WORK TO DO: Give the number of lines that hold the string "panel". Nothing else is needed.

BEGIN MATERIAL SHOWN

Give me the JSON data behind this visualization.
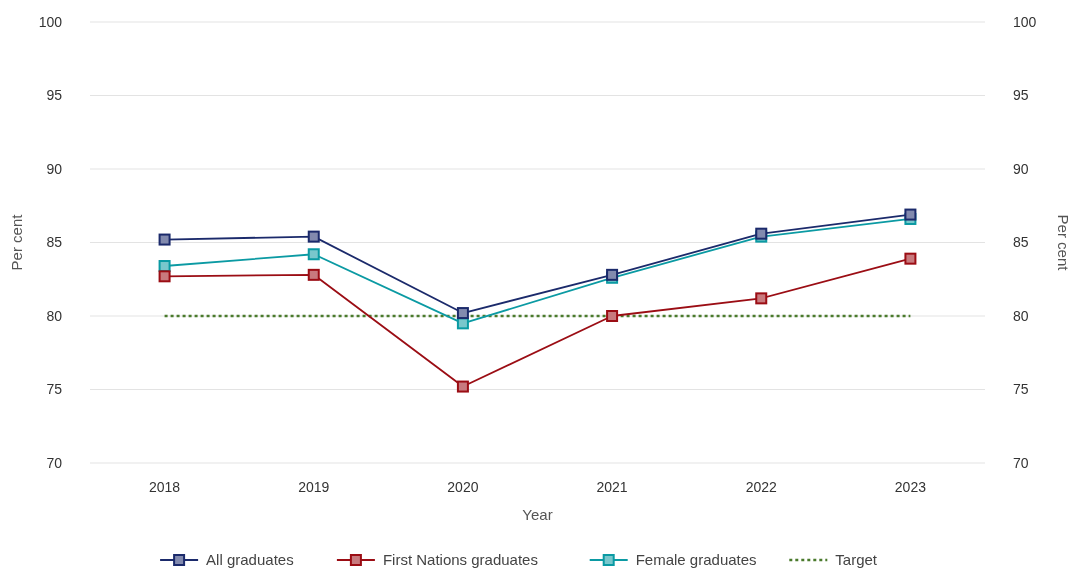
{
  "chart_data": {
    "type": "line",
    "xlabel": "Year",
    "ylabel": "Per cent",
    "y2label": "Per cent",
    "categories": [
      "2018",
      "2019",
      "2020",
      "2021",
      "2022",
      "2023"
    ],
    "series": [
      {
        "name": "All graduates",
        "color": "#1b2a6b",
        "values": [
          85.2,
          85.4,
          80.2,
          82.8,
          85.6,
          86.9
        ],
        "marker": "square"
      },
      {
        "name": "First Nations graduates",
        "color": "#9b0d14",
        "values": [
          82.7,
          82.8,
          75.2,
          80.0,
          81.2,
          83.9
        ],
        "marker": "square"
      },
      {
        "name": "Female graduates",
        "color": "#0b9aa3",
        "values": [
          83.4,
          84.2,
          79.5,
          82.6,
          85.4,
          86.6
        ],
        "marker": "square"
      },
      {
        "name": "Target",
        "color": "#4a7a2c",
        "values": [
          80,
          80,
          80,
          80,
          80,
          80
        ],
        "marker": "none",
        "line_style": "dotted"
      }
    ],
    "ylim": [
      70,
      100
    ],
    "yticks": [
      70,
      75,
      80,
      85,
      90,
      95,
      100
    ],
    "y2lim": [
      70,
      100
    ],
    "y2ticks": [
      70,
      75,
      80,
      85,
      90,
      95,
      100
    ],
    "grid": "y",
    "legend": "bottom"
  }
}
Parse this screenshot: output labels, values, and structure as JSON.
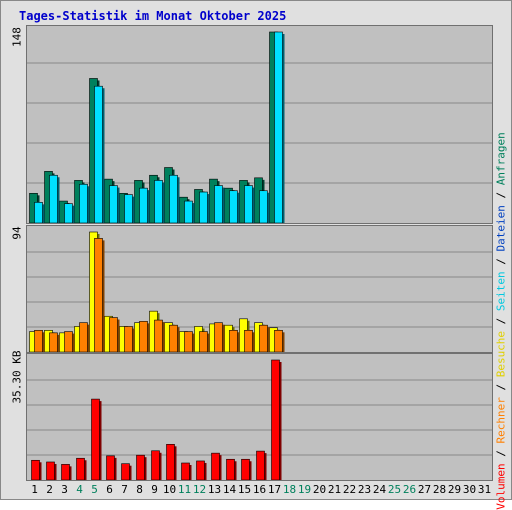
{
  "title": "Tages-Statistik im Monat Oktober 2025",
  "colors": {
    "anfragen": "#00805c",
    "dateien": "#00e0ff",
    "seiten": "#00e0ff",
    "besuche": "#ffff00",
    "rechner": "#ff8000",
    "volumen": "#ff0000",
    "weekday": "#000000",
    "weekend": "#00805c"
  },
  "legend": {
    "items": [
      {
        "label": "Volumen",
        "color": "#ff0000"
      },
      {
        "label": "Rechner",
        "color": "#ff8000"
      },
      {
        "label": "Besuche",
        "color": "#e0d000"
      },
      {
        "label": "Seiten",
        "color": "#00c8e0"
      },
      {
        "label": "Dateien",
        "color": "#0040c0"
      },
      {
        "label": "Anfragen",
        "color": "#00805c"
      }
    ],
    "separator": " / "
  },
  "chart_data": [
    {
      "type": "bar",
      "panel": "top",
      "ymax_label": "148",
      "ylim": [
        0,
        148
      ],
      "x": [
        1,
        2,
        3,
        4,
        5,
        6,
        7,
        8,
        9,
        10,
        11,
        12,
        13,
        14,
        15,
        16,
        17,
        18,
        19,
        20,
        21,
        22,
        23,
        24,
        25,
        26,
        27,
        28,
        29,
        30,
        31
      ],
      "series": [
        {
          "name": "Anfragen",
          "values": [
            23,
            40,
            17,
            33,
            112,
            34,
            23,
            33,
            37,
            43,
            20,
            26,
            34,
            27,
            33,
            35,
            148,
            0,
            0,
            0,
            0,
            0,
            0,
            0,
            0,
            0,
            0,
            0,
            0,
            0,
            0
          ]
        },
        {
          "name": "Dateien",
          "values": [
            16,
            37,
            15,
            30,
            106,
            29,
            22,
            27,
            33,
            37,
            17,
            24,
            29,
            25,
            29,
            25,
            148,
            0,
            0,
            0,
            0,
            0,
            0,
            0,
            0,
            0,
            0,
            0,
            0,
            0,
            0
          ]
        }
      ]
    },
    {
      "type": "bar",
      "panel": "middle",
      "ymax_label": "94",
      "ylim": [
        0,
        94
      ],
      "x": [
        1,
        2,
        3,
        4,
        5,
        6,
        7,
        8,
        9,
        10,
        11,
        12,
        13,
        14,
        15,
        16,
        17,
        18,
        19,
        20,
        21,
        22,
        23,
        24,
        25,
        26,
        27,
        28,
        29,
        30,
        31
      ],
      "series": [
        {
          "name": "Besuche",
          "values": [
            16,
            17,
            15,
            20,
            94,
            28,
            20,
            23,
            32,
            23,
            16,
            20,
            22,
            21,
            26,
            23,
            19,
            0,
            0,
            0,
            0,
            0,
            0,
            0,
            0,
            0,
            0,
            0,
            0,
            0,
            0
          ]
        },
        {
          "name": "Rechner",
          "values": [
            17,
            15,
            16,
            23,
            89,
            27,
            20,
            24,
            25,
            21,
            16,
            16,
            23,
            17,
            17,
            21,
            17,
            0,
            0,
            0,
            0,
            0,
            0,
            0,
            0,
            0,
            0,
            0,
            0,
            0,
            0
          ]
        }
      ]
    },
    {
      "type": "bar",
      "panel": "bottom",
      "ymax_label": "35.30 KB",
      "ylim": [
        0,
        35.3
      ],
      "x": [
        1,
        2,
        3,
        4,
        5,
        6,
        7,
        8,
        9,
        10,
        11,
        12,
        13,
        14,
        15,
        16,
        17,
        18,
        19,
        20,
        21,
        22,
        23,
        24,
        25,
        26,
        27,
        28,
        29,
        30,
        31
      ],
      "series": [
        {
          "name": "Volumen",
          "values": [
            5.8,
            5.3,
            4.6,
            6.4,
            23.8,
            7.1,
            4.8,
            7.3,
            8.6,
            10.5,
            5.0,
            5.6,
            7.9,
            6.1,
            6.1,
            8.5,
            35.3,
            0,
            0,
            0,
            0,
            0,
            0,
            0,
            0,
            0,
            0,
            0,
            0,
            0,
            0
          ]
        }
      ]
    }
  ],
  "days": [
    {
      "label": "1",
      "weekend": false
    },
    {
      "label": "2",
      "weekend": false
    },
    {
      "label": "3",
      "weekend": false
    },
    {
      "label": "4",
      "weekend": true
    },
    {
      "label": "5",
      "weekend": true
    },
    {
      "label": "6",
      "weekend": false
    },
    {
      "label": "7",
      "weekend": false
    },
    {
      "label": "8",
      "weekend": false
    },
    {
      "label": "9",
      "weekend": false
    },
    {
      "label": "10",
      "weekend": false
    },
    {
      "label": "11",
      "weekend": true
    },
    {
      "label": "12",
      "weekend": true
    },
    {
      "label": "13",
      "weekend": false
    },
    {
      "label": "14",
      "weekend": false
    },
    {
      "label": "15",
      "weekend": false
    },
    {
      "label": "16",
      "weekend": false
    },
    {
      "label": "17",
      "weekend": false
    },
    {
      "label": "18",
      "weekend": true
    },
    {
      "label": "19",
      "weekend": true
    },
    {
      "label": "20",
      "weekend": false
    },
    {
      "label": "21",
      "weekend": false
    },
    {
      "label": "22",
      "weekend": false
    },
    {
      "label": "23",
      "weekend": false
    },
    {
      "label": "24",
      "weekend": false
    },
    {
      "label": "25",
      "weekend": true
    },
    {
      "label": "26",
      "weekend": true
    },
    {
      "label": "27",
      "weekend": false
    },
    {
      "label": "28",
      "weekend": false
    },
    {
      "label": "29",
      "weekend": false
    },
    {
      "label": "30",
      "weekend": false
    },
    {
      "label": "31",
      "weekend": false
    }
  ]
}
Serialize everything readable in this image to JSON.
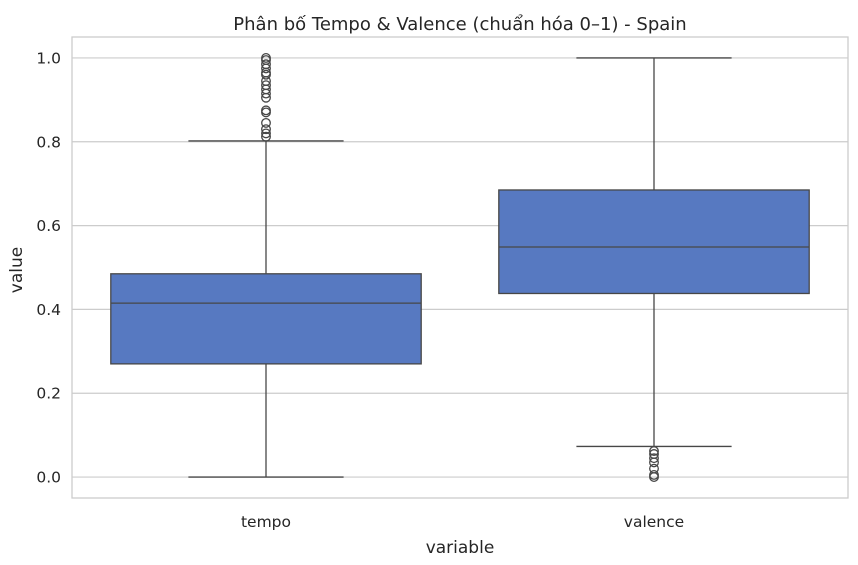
{
  "chart_data": {
    "type": "box",
    "title": "Phân bố Tempo & Valence (chuẩn hóa 0–1) - Spain",
    "xlabel": "variable",
    "ylabel": "value",
    "ylim": [
      -0.05,
      1.05
    ],
    "yticks": [
      "0.0",
      "0.2",
      "0.4",
      "0.6",
      "0.8",
      "1.0"
    ],
    "grid": "horizontal",
    "categories": [
      "tempo",
      "valence"
    ],
    "boxes": [
      {
        "name": "tempo",
        "whisker_low": 0.0,
        "q1": 0.27,
        "median": 0.415,
        "q3": 0.485,
        "whisker_high": 0.802,
        "outliers": [
          0.812,
          0.82,
          0.83,
          0.845,
          0.87,
          0.875,
          0.905,
          0.915,
          0.925,
          0.935,
          0.945,
          0.96,
          0.965,
          0.975,
          0.985,
          0.995,
          1.0
        ]
      },
      {
        "name": "valence",
        "whisker_low": 0.073,
        "q1": 0.438,
        "median": 0.549,
        "q3": 0.685,
        "whisker_high": 1.0,
        "outliers": [
          0.0,
          0.005,
          0.02,
          0.035,
          0.045,
          0.055,
          0.062
        ]
      }
    ],
    "colors": {
      "box": "#5779c1",
      "line": "#474747",
      "grid": "#cccccc",
      "spine": "#cccccc"
    }
  }
}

END MATERIAL SHOWN

FULL ANSWER: 3